◆ TASK OBJECTIVE ◆
Work out the number of lines in the listing that include the string "name". Reply with that number alone.

◆ DATASET CONTENT ◆

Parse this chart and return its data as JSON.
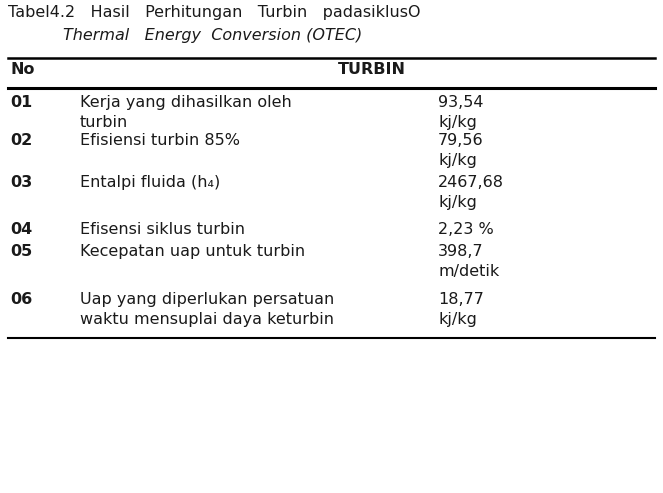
{
  "title_line1": "Tabel4.2   Hasil   Perhitungan   Turbin   padasiklusO",
  "title_line2": "Thermal   Energy  Conversion (OTEC)",
  "header_col1": "No",
  "header_col2": "TURBIN",
  "rows": [
    {
      "no": "01",
      "desc_line1": "Kerja yang dihasilkan oleh",
      "desc_line2": "turbin",
      "val_line1": "93,54",
      "val_line2": "kj/kg"
    },
    {
      "no": "02",
      "desc_line1": "Efisiensi turbin 85%",
      "desc_line2": "",
      "val_line1": "79,56",
      "val_line2": "kj/kg"
    },
    {
      "no": "03",
      "desc_line1": "Entalpi fluida (h₄)",
      "desc_line2": "",
      "val_line1": "2467,68",
      "val_line2": "kj/kg"
    },
    {
      "no": "04",
      "desc_line1": "Efisensi siklus turbin",
      "desc_line2": "",
      "val_line1": "2,23 %",
      "val_line2": ""
    },
    {
      "no": "05",
      "desc_line1": "Kecepatan uap untuk turbin",
      "desc_line2": "",
      "val_line1": "398,7",
      "val_line2": "m/detik"
    },
    {
      "no": "06",
      "desc_line1": "Uap yang diperlukan persatuan",
      "desc_line2": "waktu mensuplai daya keturbin",
      "val_line1": "18,77",
      "val_line2": "kj/kg"
    }
  ],
  "bg_color": "#ffffff",
  "text_color": "#1a1a1a",
  "font_size_title": 11.5,
  "font_size_header": 11.5,
  "font_size_body": 11.5,
  "line_color": "#000000"
}
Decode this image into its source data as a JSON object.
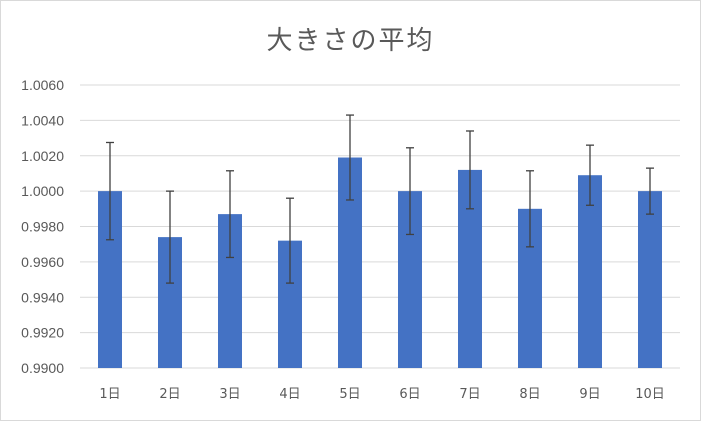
{
  "chart_data": {
    "type": "bar",
    "title": "大きさの平均",
    "categories": [
      "1日",
      "2日",
      "3日",
      "4日",
      "5日",
      "6日",
      "7日",
      "8日",
      "9日",
      "10日"
    ],
    "values": [
      1.0,
      0.9974,
      0.9987,
      0.9972,
      1.0019,
      1.0,
      1.0012,
      0.999,
      1.0009,
      1.0
    ],
    "error_bars": [
      0.00275,
      0.0026,
      0.00245,
      0.0024,
      0.0024,
      0.00245,
      0.0022,
      0.00215,
      0.0017,
      0.0013
    ],
    "ylim": [
      0.99,
      1.006
    ],
    "yticks": [
      "0.9900",
      "0.9920",
      "0.9940",
      "0.9960",
      "0.9980",
      "1.0000",
      "1.0020",
      "1.0040",
      "1.0060"
    ],
    "ytick_values": [
      0.99,
      0.992,
      0.994,
      0.996,
      0.998,
      1.0,
      1.002,
      1.004,
      1.006
    ],
    "xlabel": "",
    "ylabel": "",
    "grid": true,
    "legend": "none",
    "colors": {
      "bar": "#4472c4",
      "error": "#404040",
      "grid": "#d9d9d9",
      "text": "#595959"
    }
  }
}
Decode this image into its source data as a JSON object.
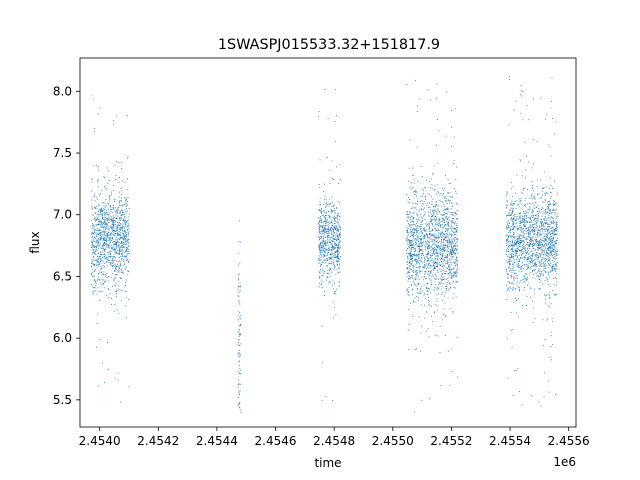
{
  "chart_data": {
    "type": "scatter",
    "title": "1SWASPJ015533.32+151817.9",
    "xlabel": "time",
    "ylabel": "flux",
    "x_offset_label": "1e6",
    "xlim": [
      2453933,
      2455625
    ],
    "ylim": [
      5.28,
      8.27
    ],
    "x_ticks": [
      2454000,
      2454200,
      2454400,
      2454600,
      2454800,
      2455000,
      2455200,
      2455400,
      2455600
    ],
    "x_tick_labels": [
      "2.4540",
      "2.4542",
      "2.4544",
      "2.4546",
      "2.4548",
      "2.4550",
      "2.4552",
      "2.4554",
      "2.4556"
    ],
    "y_ticks": [
      5.5,
      6.0,
      6.5,
      7.0,
      7.5,
      8.0
    ],
    "y_tick_labels": [
      "5.5",
      "6.0",
      "6.5",
      "7.0",
      "7.5",
      "8.0"
    ],
    "grid": false,
    "legend": "none",
    "point_color": "#1f77b4",
    "observing_seasons": [
      {
        "x_start": 2453970,
        "x_end": 2454100,
        "flux_center": 6.8,
        "flux_spread": 0.2,
        "flux_min": 5.45,
        "flux_max": 8.05
      },
      {
        "x_start": 2454470,
        "x_end": 2454480,
        "flux_center": 6.0,
        "flux_spread": 0.4,
        "flux_min": 5.4,
        "flux_max": 7.1
      },
      {
        "x_start": 2454745,
        "x_end": 2454820,
        "flux_center": 6.8,
        "flux_spread": 0.17,
        "flux_min": 5.45,
        "flux_max": 8.05
      },
      {
        "x_start": 2455045,
        "x_end": 2455220,
        "flux_center": 6.75,
        "flux_spread": 0.22,
        "flux_min": 5.4,
        "flux_max": 8.15
      },
      {
        "x_start": 2455385,
        "x_end": 2455560,
        "flux_center": 6.8,
        "flux_spread": 0.2,
        "flux_min": 5.45,
        "flux_max": 8.15
      }
    ]
  }
}
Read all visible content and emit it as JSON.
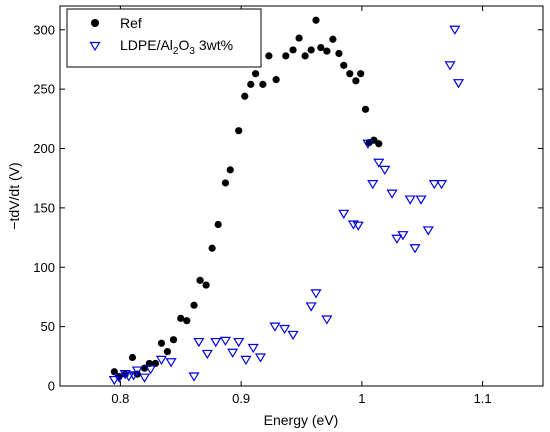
{
  "chart_data": {
    "type": "scatter",
    "xlabel": "Energy (eV)",
    "ylabel": "−tdV/dt (V)",
    "xlim": [
      0.75,
      1.15
    ],
    "ylim": [
      0,
      320
    ],
    "xticks": [
      0.8,
      0.9,
      1.0,
      1.1
    ],
    "xtick_labels": [
      "0.8",
      "0.9",
      "1",
      "1.1"
    ],
    "yticks": [
      0,
      50,
      100,
      150,
      200,
      250,
      300
    ],
    "ytick_labels": [
      "0",
      "50",
      "100",
      "150",
      "200",
      "250",
      "300"
    ],
    "grid": false,
    "legend_position": "top-left",
    "series": [
      {
        "name": "Ref",
        "marker": "filled-circle",
        "color": "#000000",
        "points": [
          [
            0.795,
            12
          ],
          [
            0.799,
            8
          ],
          [
            0.804,
            10
          ],
          [
            0.81,
            24
          ],
          [
            0.814,
            10
          ],
          [
            0.82,
            15
          ],
          [
            0.824,
            19
          ],
          [
            0.829,
            19
          ],
          [
            0.834,
            36
          ],
          [
            0.839,
            29
          ],
          [
            0.844,
            39
          ],
          [
            0.85,
            57
          ],
          [
            0.855,
            55
          ],
          [
            0.861,
            68
          ],
          [
            0.866,
            89
          ],
          [
            0.871,
            85
          ],
          [
            0.876,
            116
          ],
          [
            0.881,
            136
          ],
          [
            0.887,
            171
          ],
          [
            0.891,
            182
          ],
          [
            0.898,
            215
          ],
          [
            0.903,
            244
          ],
          [
            0.908,
            254
          ],
          [
            0.912,
            263
          ],
          [
            0.918,
            254
          ],
          [
            0.923,
            278
          ],
          [
            0.929,
            258
          ],
          [
            0.937,
            278
          ],
          [
            0.943,
            283
          ],
          [
            0.948,
            293
          ],
          [
            0.953,
            278
          ],
          [
            0.958,
            283
          ],
          [
            0.962,
            308
          ],
          [
            0.966,
            285
          ],
          [
            0.971,
            282
          ],
          [
            0.976,
            292
          ],
          [
            0.981,
            280
          ],
          [
            0.985,
            270
          ],
          [
            0.99,
            263
          ],
          [
            0.995,
            257
          ],
          [
            0.999,
            263
          ],
          [
            1.003,
            233
          ],
          [
            1.006,
            205
          ],
          [
            1.01,
            207
          ],
          [
            1.014,
            204
          ]
        ]
      },
      {
        "name": "LDPE/Al<sub>2</sub>O<sub>3</sub> 3wt%",
        "legend_parts": [
          "LDPE/Al",
          "2",
          "O",
          "3",
          " 3wt%"
        ],
        "marker": "open-triangle-down",
        "color": "#0000dd",
        "points": [
          [
            0.795,
            5
          ],
          [
            0.799,
            7
          ],
          [
            0.804,
            10
          ],
          [
            0.807,
            8
          ],
          [
            0.811,
            9
          ],
          [
            0.814,
            13
          ],
          [
            0.82,
            7
          ],
          [
            0.825,
            14
          ],
          [
            0.834,
            22
          ],
          [
            0.842,
            20
          ],
          [
            0.861,
            8
          ],
          [
            0.865,
            37
          ],
          [
            0.872,
            27
          ],
          [
            0.879,
            37
          ],
          [
            0.887,
            38
          ],
          [
            0.893,
            28
          ],
          [
            0.898,
            37
          ],
          [
            0.904,
            22
          ],
          [
            0.91,
            32
          ],
          [
            0.916,
            24
          ],
          [
            0.928,
            50
          ],
          [
            0.936,
            48
          ],
          [
            0.943,
            43
          ],
          [
            0.958,
            67
          ],
          [
            0.962,
            78
          ],
          [
            0.971,
            56
          ],
          [
            0.985,
            145
          ],
          [
            0.993,
            136
          ],
          [
            0.997,
            135
          ],
          [
            1.005,
            204
          ],
          [
            1.009,
            170
          ],
          [
            1.014,
            188
          ],
          [
            1.019,
            182
          ],
          [
            1.025,
            162
          ],
          [
            1.029,
            124
          ],
          [
            1.034,
            127
          ],
          [
            1.04,
            157
          ],
          [
            1.044,
            116
          ],
          [
            1.049,
            157
          ],
          [
            1.055,
            131
          ],
          [
            1.06,
            170
          ],
          [
            1.066,
            170
          ],
          [
            1.073,
            270
          ],
          [
            1.077,
            300
          ],
          [
            1.08,
            255
          ]
        ]
      }
    ]
  }
}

◆ FULL RESPONSE ◆
2